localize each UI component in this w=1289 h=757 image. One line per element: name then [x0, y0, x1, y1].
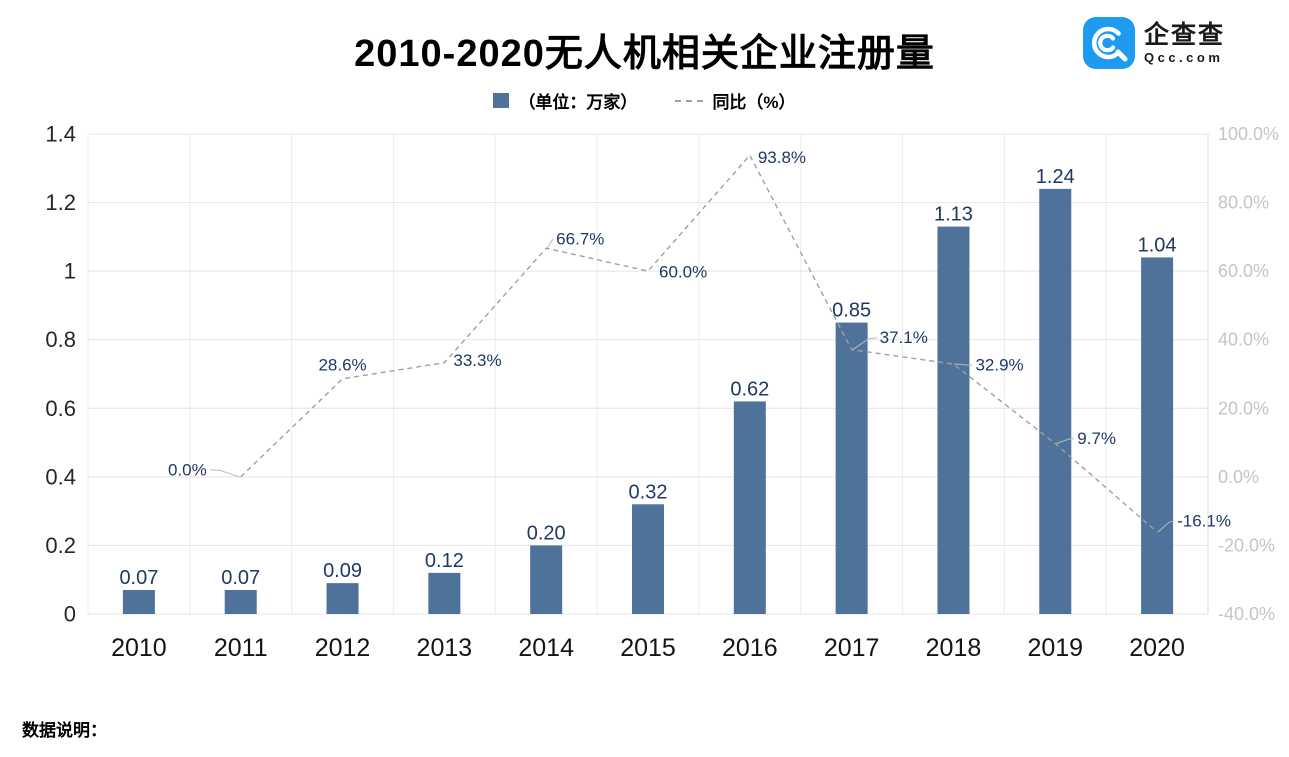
right-axis-tick-label: 0.0% — [1218, 467, 1259, 487]
x-axis-tick-label: 2012 — [315, 634, 371, 662]
bar-value-label: 0.12 — [425, 550, 464, 572]
bar-2013 — [428, 572, 461, 614]
line-legend-label: 同比（%） — [712, 93, 796, 112]
x-axis-tick-label: 2014 — [518, 634, 574, 662]
yoy-value-label: 93.8% — [758, 148, 806, 167]
left-axis-tick-label: 1 — [64, 259, 76, 284]
yoy-value-label: 32.9% — [975, 356, 1023, 375]
bar-2018 — [937, 226, 970, 615]
bar-value-label: 0.07 — [119, 567, 158, 589]
label-leader-line — [546, 238, 554, 249]
yoy-value-label: 9.7% — [1077, 429, 1116, 448]
bar-2011 — [224, 590, 257, 614]
data-notes: 数据说明： 1、仅统计企业名、品牌产品、经营范围为“无人机”的企业 2、统计时间… — [22, 668, 456, 757]
bar-2015 — [632, 504, 664, 614]
bar-2014 — [530, 545, 563, 614]
x-axis-tick-label: 2016 — [722, 634, 778, 662]
yoy-value-label: 0.0% — [168, 460, 207, 479]
bar-value-label: 0.09 — [323, 560, 362, 582]
notes-heading: 数据说明： — [22, 721, 107, 740]
bar-value-label: 1.04 — [1138, 234, 1177, 256]
right-axis-tick-label: 60.0% — [1218, 261, 1269, 281]
bar-value-label: 0.85 — [832, 300, 871, 322]
bar-value-label: 0.62 — [730, 378, 769, 400]
logo-domain-text: Qcc.com — [1143, 50, 1224, 65]
left-axis-tick-label: 0.4 — [45, 464, 76, 489]
label-leader-line — [209, 469, 240, 478]
right-axis-tick-label: 100.0% — [1218, 124, 1279, 144]
bar-2016 — [733, 401, 766, 614]
legend-item-bar: （单位：万家） — [493, 88, 637, 113]
qcc-logo: 企查查 Qcc.com — [1082, 16, 1225, 70]
label-leader-line — [852, 337, 877, 351]
bar-legend-label: （单位：万家） — [518, 93, 638, 112]
left-axis-tick-label: 0.6 — [45, 396, 76, 421]
x-axis-tick-label: 2018 — [926, 634, 982, 662]
label-leader-line — [954, 363, 973, 366]
x-axis-tick-label: 2010 — [111, 634, 167, 662]
bar-2010 — [122, 590, 155, 614]
qcc-magnifier-icon — [1082, 17, 1135, 69]
x-axis-tick-label: 2017 — [824, 634, 880, 662]
right-axis-tick-label: -20.0% — [1218, 535, 1275, 555]
yoy-value-label: 28.6% — [318, 355, 366, 374]
x-axis-tick-label: 2011 — [214, 634, 268, 662]
x-axis-tick-label: 2013 — [417, 634, 473, 662]
left-axis-tick-label: 0.2 — [45, 533, 76, 558]
right-axis-tick-label: 40.0% — [1218, 330, 1269, 350]
logo-text: 企查查 Qcc.com — [1144, 20, 1225, 66]
yoy-value-label: -16.1% — [1177, 512, 1231, 531]
x-axis-tick-label: 2015 — [620, 634, 676, 662]
yoy-value-label: 66.7% — [556, 230, 604, 249]
right-axis-tick-label: 20.0% — [1218, 398, 1269, 418]
bar-2019 — [1039, 188, 1072, 614]
logo-brand-text: 企查查 — [1143, 21, 1225, 49]
chart-legend: （单位：万家） 同比（%） — [0, 88, 1289, 113]
x-axis-tick-label: 2020 — [1129, 634, 1185, 662]
yoy-value-label: 33.3% — [453, 351, 501, 370]
bar-value-label: 0.32 — [629, 481, 668, 503]
bar-2012 — [326, 583, 359, 614]
right-axis-tick-label: -40.0% — [1218, 604, 1275, 624]
label-leader-line — [1056, 438, 1075, 445]
bar-2020 — [1141, 257, 1174, 614]
left-axis-tick-label: 0 — [64, 602, 76, 627]
right-axis-tick-label: 80.0% — [1218, 193, 1269, 213]
left-axis-tick-label: 1.2 — [45, 190, 76, 215]
bar-legend-swatch-icon — [493, 93, 510, 108]
bar-value-label: 1.24 — [1036, 166, 1075, 188]
left-axis-tick-label: 1.4 — [45, 122, 76, 147]
chart-title: 2010-2020无人机相关企业注册量 — [354, 33, 935, 75]
combo-chart: 0 -40.0%0.2 -20.0%0.4 0.0%0.6 20.0%0.8 40.0%1… — [45, 122, 1279, 663]
yoy-value-label: 60.0% — [659, 263, 707, 282]
bar-2017 — [835, 322, 868, 614]
yoy-value-label: 37.1% — [880, 328, 928, 347]
x-axis-tick-label: 2019 — [1027, 634, 1083, 662]
line-legend-dash-icon — [675, 99, 704, 102]
left-axis-tick-label: 0.8 — [45, 327, 76, 352]
bar-value-label: 0.07 — [221, 567, 260, 589]
label-leader-line — [1157, 520, 1175, 533]
bar-value-label: 0.20 — [527, 522, 566, 544]
bar-value-label: 1.13 — [934, 204, 973, 226]
legend-item-line: 同比（%） — [675, 88, 796, 113]
yoy-line — [240, 154, 1158, 533]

----------------------------------------

Requirement
Reproduce the entire listing above line for line, omitting the picture.

Task solution
localize each UI component in this w=1289 h=757 image. One line per element: name then [x0, y0, x1, y1].
right-axis-tick-label: 0.0% — [1218, 467, 1259, 487]
x-axis-tick-label: 2012 — [315, 634, 371, 662]
bar-value-label: 0.12 — [425, 550, 464, 572]
bar-2013 — [428, 572, 461, 614]
line-legend-label: 同比（%） — [712, 93, 796, 112]
x-axis-tick-label: 2014 — [518, 634, 574, 662]
yoy-value-label: 93.8% — [758, 148, 806, 167]
left-axis-tick-label: 1 — [64, 259, 76, 284]
yoy-value-label: 32.9% — [975, 356, 1023, 375]
bar-2018 — [937, 226, 970, 615]
bar-value-label: 0.07 — [119, 567, 158, 589]
label-leader-line — [546, 238, 554, 249]
yoy-value-label: 9.7% — [1077, 429, 1116, 448]
bar-2011 — [224, 590, 257, 614]
data-notes: 数据说明： 1、仅统计企业名、品牌产品、经营范围为“无人机”的企业 2、统计时间… — [22, 668, 456, 757]
bar-2015 — [632, 504, 664, 614]
bar-2014 — [530, 545, 563, 614]
x-axis-tick-label: 2016 — [722, 634, 778, 662]
yoy-value-label: 0.0% — [168, 460, 207, 479]
bar-value-label: 0.09 — [323, 560, 362, 582]
notes-heading: 数据说明： — [22, 721, 107, 740]
bar-value-label: 1.04 — [1138, 234, 1177, 256]
right-axis-tick-label: 60.0% — [1218, 261, 1269, 281]
bar-value-label: 0.85 — [832, 300, 871, 322]
bar-value-label: 0.62 — [730, 378, 769, 400]
logo-domain-text: Qcc.com — [1143, 50, 1224, 65]
left-axis-tick-label: 0.4 — [45, 464, 76, 489]
label-leader-line — [209, 469, 240, 478]
right-axis-tick-label: 100.0% — [1218, 124, 1279, 144]
bar-2016 — [733, 401, 766, 614]
legend-item-bar: （单位：万家） — [493, 88, 637, 113]
qcc-logo: 企查查 Qcc.com — [1082, 16, 1225, 70]
label-leader-line — [852, 337, 877, 351]
bar-legend-label: （单位：万家） — [518, 93, 638, 112]
left-axis-tick-label: 0.6 — [45, 396, 76, 421]
x-axis-tick-label: 2018 — [926, 634, 982, 662]
label-leader-line — [954, 363, 973, 366]
x-axis-tick-label: 2010 — [111, 634, 167, 662]
bar-2010 — [122, 590, 155, 614]
qcc-magnifier-icon — [1082, 17, 1135, 69]
x-axis-tick-label: 2017 — [824, 634, 880, 662]
right-axis-tick-label: -20.0% — [1218, 535, 1275, 555]
yoy-value-label: 28.6% — [318, 355, 366, 374]
x-axis-tick-label: 2011 — [214, 634, 268, 662]
x-axis-tick-label: 2013 — [417, 634, 473, 662]
left-axis-tick-label: 0.2 — [45, 533, 76, 558]
right-axis-tick-label: 40.0% — [1218, 330, 1269, 350]
logo-text: 企查查 Qcc.com — [1144, 20, 1225, 66]
yoy-value-label: -16.1% — [1177, 512, 1231, 531]
x-axis-tick-label: 2015 — [620, 634, 676, 662]
yoy-value-label: 66.7% — [556, 230, 604, 249]
right-axis-tick-label: 20.0% — [1218, 398, 1269, 418]
bar-2019 — [1039, 188, 1072, 614]
logo-brand-text: 企查查 — [1143, 21, 1225, 49]
chart-legend: （单位：万家） 同比（%） — [0, 88, 1289, 113]
x-axis-tick-label: 2020 — [1129, 634, 1185, 662]
yoy-value-label: 33.3% — [453, 351, 501, 370]
bar-value-label: 0.32 — [629, 481, 668, 503]
bar-2012 — [326, 583, 359, 614]
right-axis-tick-label: -40.0% — [1218, 604, 1275, 624]
label-leader-line — [1056, 438, 1075, 445]
bar-2020 — [1141, 257, 1174, 614]
left-axis-tick-label: 0 — [64, 602, 76, 627]
right-axis-tick-label: 80.0% — [1218, 193, 1269, 213]
left-axis-tick-label: 1.2 — [45, 190, 76, 215]
bar-legend-swatch-icon — [493, 93, 510, 108]
bar-value-label: 1.24 — [1036, 166, 1075, 188]
left-axis-tick-label: 1.4 — [45, 122, 76, 147]
chart-title: 2010-2020无人机相关企业注册量 — [354, 33, 935, 75]
combo-chart: 0 -40.0%0.2 -20.0%0.4 0.0%0.6 20.0%0.8 40.0%1… — [45, 122, 1279, 663]
yoy-value-label: 60.0% — [659, 263, 707, 282]
bar-2017 — [835, 322, 868, 614]
yoy-value-label: 37.1% — [880, 328, 928, 347]
x-axis-tick-label: 2019 — [1027, 634, 1083, 662]
line-legend-dash-icon — [675, 99, 704, 102]
left-axis-tick-label: 0.8 — [45, 327, 76, 352]
bar-value-label: 0.07 — [221, 567, 260, 589]
label-leader-line — [1157, 520, 1175, 533]
bar-value-label: 0.20 — [527, 522, 566, 544]
bar-value-label: 1.13 — [934, 204, 973, 226]
legend-item-line: 同比（%） — [675, 88, 796, 113]
yoy-line — [240, 154, 1158, 533]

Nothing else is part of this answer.